━━ SOURCE DATA ━━

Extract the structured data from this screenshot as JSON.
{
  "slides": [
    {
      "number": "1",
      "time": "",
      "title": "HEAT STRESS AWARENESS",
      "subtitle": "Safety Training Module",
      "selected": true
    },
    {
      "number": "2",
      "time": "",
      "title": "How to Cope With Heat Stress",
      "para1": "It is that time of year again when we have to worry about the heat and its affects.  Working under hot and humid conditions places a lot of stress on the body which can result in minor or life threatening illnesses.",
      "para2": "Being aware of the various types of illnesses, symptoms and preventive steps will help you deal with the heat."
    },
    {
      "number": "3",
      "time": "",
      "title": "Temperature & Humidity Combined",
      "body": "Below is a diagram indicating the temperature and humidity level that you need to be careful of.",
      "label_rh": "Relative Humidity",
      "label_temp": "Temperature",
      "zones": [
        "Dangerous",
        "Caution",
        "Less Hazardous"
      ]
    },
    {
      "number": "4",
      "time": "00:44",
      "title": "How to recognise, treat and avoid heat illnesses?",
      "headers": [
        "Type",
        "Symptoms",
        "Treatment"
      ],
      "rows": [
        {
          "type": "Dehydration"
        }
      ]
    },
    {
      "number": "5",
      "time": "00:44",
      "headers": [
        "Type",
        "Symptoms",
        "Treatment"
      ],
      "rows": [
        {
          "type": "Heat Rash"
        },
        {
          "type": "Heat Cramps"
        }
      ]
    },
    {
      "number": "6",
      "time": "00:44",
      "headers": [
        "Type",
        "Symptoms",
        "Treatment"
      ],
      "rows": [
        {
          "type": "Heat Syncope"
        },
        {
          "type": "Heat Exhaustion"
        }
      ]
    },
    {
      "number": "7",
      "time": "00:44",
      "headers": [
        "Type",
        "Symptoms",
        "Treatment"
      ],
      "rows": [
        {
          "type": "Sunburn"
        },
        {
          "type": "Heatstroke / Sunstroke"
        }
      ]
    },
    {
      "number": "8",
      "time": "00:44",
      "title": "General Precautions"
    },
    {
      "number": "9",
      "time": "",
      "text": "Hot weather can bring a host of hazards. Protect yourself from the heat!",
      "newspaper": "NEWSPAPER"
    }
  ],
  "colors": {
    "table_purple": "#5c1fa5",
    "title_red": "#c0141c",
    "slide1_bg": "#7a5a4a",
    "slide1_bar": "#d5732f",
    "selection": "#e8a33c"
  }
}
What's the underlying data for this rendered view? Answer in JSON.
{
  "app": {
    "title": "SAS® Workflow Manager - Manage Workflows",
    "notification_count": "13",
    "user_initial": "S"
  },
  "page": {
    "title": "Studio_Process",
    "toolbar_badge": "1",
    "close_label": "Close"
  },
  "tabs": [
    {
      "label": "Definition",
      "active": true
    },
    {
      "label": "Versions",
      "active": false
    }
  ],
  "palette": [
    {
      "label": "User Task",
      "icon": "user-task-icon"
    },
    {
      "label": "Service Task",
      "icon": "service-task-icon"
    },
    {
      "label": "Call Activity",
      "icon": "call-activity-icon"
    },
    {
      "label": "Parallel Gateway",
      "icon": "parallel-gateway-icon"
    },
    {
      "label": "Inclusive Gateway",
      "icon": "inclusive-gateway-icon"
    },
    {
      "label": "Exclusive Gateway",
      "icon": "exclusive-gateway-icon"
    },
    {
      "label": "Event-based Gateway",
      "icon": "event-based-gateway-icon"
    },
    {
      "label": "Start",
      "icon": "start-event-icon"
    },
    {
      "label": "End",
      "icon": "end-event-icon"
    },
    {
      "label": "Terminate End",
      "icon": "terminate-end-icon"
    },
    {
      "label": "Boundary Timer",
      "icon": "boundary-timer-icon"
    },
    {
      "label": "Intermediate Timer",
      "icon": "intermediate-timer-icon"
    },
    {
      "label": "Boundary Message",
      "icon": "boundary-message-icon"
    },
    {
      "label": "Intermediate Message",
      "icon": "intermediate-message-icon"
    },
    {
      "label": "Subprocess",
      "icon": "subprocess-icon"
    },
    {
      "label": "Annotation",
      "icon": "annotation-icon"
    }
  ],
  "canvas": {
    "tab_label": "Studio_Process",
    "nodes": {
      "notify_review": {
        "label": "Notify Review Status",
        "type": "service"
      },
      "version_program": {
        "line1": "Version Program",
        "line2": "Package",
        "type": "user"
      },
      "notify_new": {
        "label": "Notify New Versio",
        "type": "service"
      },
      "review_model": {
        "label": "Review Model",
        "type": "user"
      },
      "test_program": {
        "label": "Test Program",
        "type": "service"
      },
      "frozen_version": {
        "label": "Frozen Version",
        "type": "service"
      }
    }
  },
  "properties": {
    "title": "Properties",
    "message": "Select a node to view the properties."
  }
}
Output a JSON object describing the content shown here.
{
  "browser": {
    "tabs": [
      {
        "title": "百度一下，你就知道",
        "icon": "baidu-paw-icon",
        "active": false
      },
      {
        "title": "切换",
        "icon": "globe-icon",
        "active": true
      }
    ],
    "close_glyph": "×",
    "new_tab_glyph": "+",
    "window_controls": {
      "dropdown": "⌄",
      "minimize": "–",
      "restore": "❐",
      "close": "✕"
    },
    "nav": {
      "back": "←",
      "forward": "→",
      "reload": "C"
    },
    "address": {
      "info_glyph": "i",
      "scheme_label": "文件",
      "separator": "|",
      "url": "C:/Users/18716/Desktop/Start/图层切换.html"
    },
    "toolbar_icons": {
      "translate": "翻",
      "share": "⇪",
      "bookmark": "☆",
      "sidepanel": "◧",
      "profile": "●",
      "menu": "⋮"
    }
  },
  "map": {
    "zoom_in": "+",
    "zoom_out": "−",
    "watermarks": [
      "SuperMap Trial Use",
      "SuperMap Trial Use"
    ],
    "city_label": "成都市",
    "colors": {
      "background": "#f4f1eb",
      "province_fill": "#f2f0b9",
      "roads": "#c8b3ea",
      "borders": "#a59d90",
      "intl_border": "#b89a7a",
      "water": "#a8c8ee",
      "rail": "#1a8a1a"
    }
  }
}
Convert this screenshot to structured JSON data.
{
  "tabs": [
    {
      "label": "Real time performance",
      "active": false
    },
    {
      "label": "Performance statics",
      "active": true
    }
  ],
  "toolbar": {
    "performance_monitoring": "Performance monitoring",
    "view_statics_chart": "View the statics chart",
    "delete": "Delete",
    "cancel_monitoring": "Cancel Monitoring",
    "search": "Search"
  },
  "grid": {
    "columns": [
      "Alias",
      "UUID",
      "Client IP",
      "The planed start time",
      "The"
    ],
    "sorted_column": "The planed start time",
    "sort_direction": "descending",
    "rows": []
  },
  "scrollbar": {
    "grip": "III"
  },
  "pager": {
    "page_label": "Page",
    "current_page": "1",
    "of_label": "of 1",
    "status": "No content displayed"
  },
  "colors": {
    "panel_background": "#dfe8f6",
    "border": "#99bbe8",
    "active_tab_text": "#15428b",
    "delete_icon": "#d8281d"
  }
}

━━━

EXERCISE >> Repeat the data precisely, reproducing every entry.

EXPECTED ANSWER >>
Extract the structured data from this screenshot as JSON.
{
  "slides": [
    {
      "number": "1",
      "time": "",
      "title": "HEAT STRESS AWARENESS",
      "subtitle": "Safety Training Module",
      "selected": true
    },
    {
      "number": "2",
      "time": "",
      "title": "How to Cope With Heat Stress",
      "para1": "It is that time of year again when we have to worry about the heat and its affects.  Working under hot and humid conditions places a lot of stress on the body which can result in minor or life threatening illnesses.",
      "para2": "Being aware of the various types of illnesses, symptoms and preventive steps will help you deal with the heat."
    },
    {
      "number": "3",
      "time": "",
      "title": "Temperature & Humidity Combined",
      "body": "Below is a diagram indicating the temperature and humidity level that you need to be careful of.",
      "label_rh": "Relative Humidity",
      "label_temp": "Temperature",
      "zones": [
        "Dangerous",
        "Caution",
        "Less Hazardous"
      ]
    },
    {
      "number": "4",
      "time": "00:44",
      "title": "How to recognise, treat and avoid heat illnesses?",
      "headers": [
        "Type",
        "Symptoms",
        "Treatment"
      ],
      "rows": [
        {
          "type": "Dehydration"
        }
      ]
    },
    {
      "number": "5",
      "time": "00:44",
      "headers": [
        "Type",
        "Symptoms",
        "Treatment"
      ],
      "rows": [
        {
          "type": "Heat Rash"
        },
        {
          "type": "Heat Cramps"
        }
      ]
    },
    {
      "number": "6",
      "time": "00:44",
      "headers": [
        "Type",
        "Symptoms",
        "Treatment"
      ],
      "rows": [
        {
          "type": "Heat Syncope"
        },
        {
          "type": "Heat Exhaustion"
        }
      ]
    },
    {
      "number": "7",
      "time": "00:44",
      "headers": [
        "Type",
        "Symptoms",
        "Treatment"
      ],
      "rows": [
        {
          "type": "Sunburn"
        },
        {
          "type": "Heatstroke / Sunstroke"
        }
      ]
    },
    {
      "number": "8",
      "time": "00:44",
      "title": "General Precautions"
    },
    {
      "number": "9",
      "time": "",
      "text": "Hot weather can bring a host of hazards. Protect yourself from the heat!",
      "newspaper": "NEWSPAPER"
    }
  ],
  "colors": {
    "table_purple": "#5c1fa5",
    "title_red": "#c0141c",
    "slide1_bg": "#7a5a4a",
    "slide1_bar": "#d5732f",
    "selection": "#e8a33c"
  }
}
What's the underlying data for this rendered view? Answer in JSON.
{
  "app": {
    "title": "SAS® Workflow Manager - Manage Workflows",
    "notification_count": "13",
    "user_initial": "S"
  },
  "page": {
    "title": "Studio_Process",
    "toolbar_badge": "1",
    "close_label": "Close"
  },
  "tabs": [
    {
      "label": "Definition",
      "active": true
    },
    {
      "label": "Versions",
      "active": false
    }
  ],
  "palette": [
    {
      "label": "User Task",
      "icon": "user-task-icon"
    },
    {
      "label": "Service Task",
      "icon": "service-task-icon"
    },
    {
      "label": "Call Activity",
      "icon": "call-activity-icon"
    },
    {
      "label": "Parallel Gateway",
      "icon": "parallel-gateway-icon"
    },
    {
      "label": "Inclusive Gateway",
      "icon": "inclusive-gateway-icon"
    },
    {
      "label": "Exclusive Gateway",
      "icon": "exclusive-gateway-icon"
    },
    {
      "label": "Event-based Gateway",
      "icon": "event-based-gateway-icon"
    },
    {
      "label": "Start",
      "icon": "start-event-icon"
    },
    {
      "label": "End",
      "icon": "end-event-icon"
    },
    {
      "label": "Terminate End",
      "icon": "terminate-end-icon"
    },
    {
      "label": "Boundary Timer",
      "icon": "boundary-timer-icon"
    },
    {
      "label": "Intermediate Timer",
      "icon": "intermediate-timer-icon"
    },
    {
      "label": "Boundary Message",
      "icon": "boundary-message-icon"
    },
    {
      "label": "Intermediate Message",
      "icon": "intermediate-message-icon"
    },
    {
      "label": "Subprocess",
      "icon": "subprocess-icon"
    },
    {
      "label": "Annotation",
      "icon": "annotation-icon"
    }
  ],
  "canvas": {
    "tab_label": "Studio_Process",
    "nodes": {
      "notify_review": {
        "label": "Notify Review Status",
        "type": "service"
      },
      "version_program": {
        "line1": "Version Program",
        "line2": "Package",
        "type": "user"
      },
      "notify_new": {
        "label": "Notify New Versio",
        "type": "service"
      },
      "review_model": {
        "label": "Review Model",
        "type": "user"
      },
      "test_program": {
        "label": "Test Program",
        "type": "service"
      },
      "frozen_version": {
        "label": "Frozen Version",
        "type": "service"
      }
    }
  },
  "properties": {
    "title": "Properties",
    "message": "Select a node to view the properties."
  }
}
Output a JSON object describing the content shown here.
{
  "browser": {
    "tabs": [
      {
        "title": "百度一下，你就知道",
        "icon": "baidu-paw-icon",
        "active": false
      },
      {
        "title": "切换",
        "icon": "globe-icon",
        "active": true
      }
    ],
    "close_glyph": "×",
    "new_tab_glyph": "+",
    "window_controls": {
      "dropdown": "⌄",
      "minimize": "–",
      "restore": "❐",
      "close": "✕"
    },
    "nav": {
      "back": "←",
      "forward": "→",
      "reload": "C"
    },
    "address": {
      "info_glyph": "i",
      "scheme_label": "文件",
      "separator": "|",
      "url": "C:/Users/18716/Desktop/Start/图层切换.html"
    },
    "toolbar_icons": {
      "translate": "翻",
      "share": "⇪",
      "bookmark": "☆",
      "sidepanel": "◧",
      "profile": "●",
      "menu": "⋮"
    }
  },
  "map": {
    "zoom_in": "+",
    "zoom_out": "−",
    "watermarks": [
      "SuperMap Trial Use",
      "SuperMap Trial Use"
    ],
    "city_label": "成都市",
    "colors": {
      "background": "#f4f1eb",
      "province_fill": "#f2f0b9",
      "roads": "#c8b3ea",
      "borders": "#a59d90",
      "intl_border": "#b89a7a",
      "water": "#a8c8ee",
      "rail": "#1a8a1a"
    }
  }
}
Convert this screenshot to structured JSON data.
{
  "tabs": [
    {
      "label": "Real time performance",
      "active": false
    },
    {
      "label": "Performance statics",
      "active": true
    }
  ],
  "toolbar": {
    "performance_monitoring": "Performance monitoring",
    "view_statics_chart": "View the statics chart",
    "delete": "Delete",
    "cancel_monitoring": "Cancel Monitoring",
    "search": "Search"
  },
  "grid": {
    "columns": [
      "Alias",
      "UUID",
      "Client IP",
      "The planed start time",
      "The"
    ],
    "sorted_column": "The planed start time",
    "sort_direction": "descending",
    "rows": []
  },
  "scrollbar": {
    "grip": "III"
  },
  "pager": {
    "page_label": "Page",
    "current_page": "1",
    "of_label": "of 1",
    "status": "No content displayed"
  },
  "colors": {
    "panel_background": "#dfe8f6",
    "border": "#99bbe8",
    "active_tab_text": "#15428b",
    "delete_icon": "#d8281d"
  }
}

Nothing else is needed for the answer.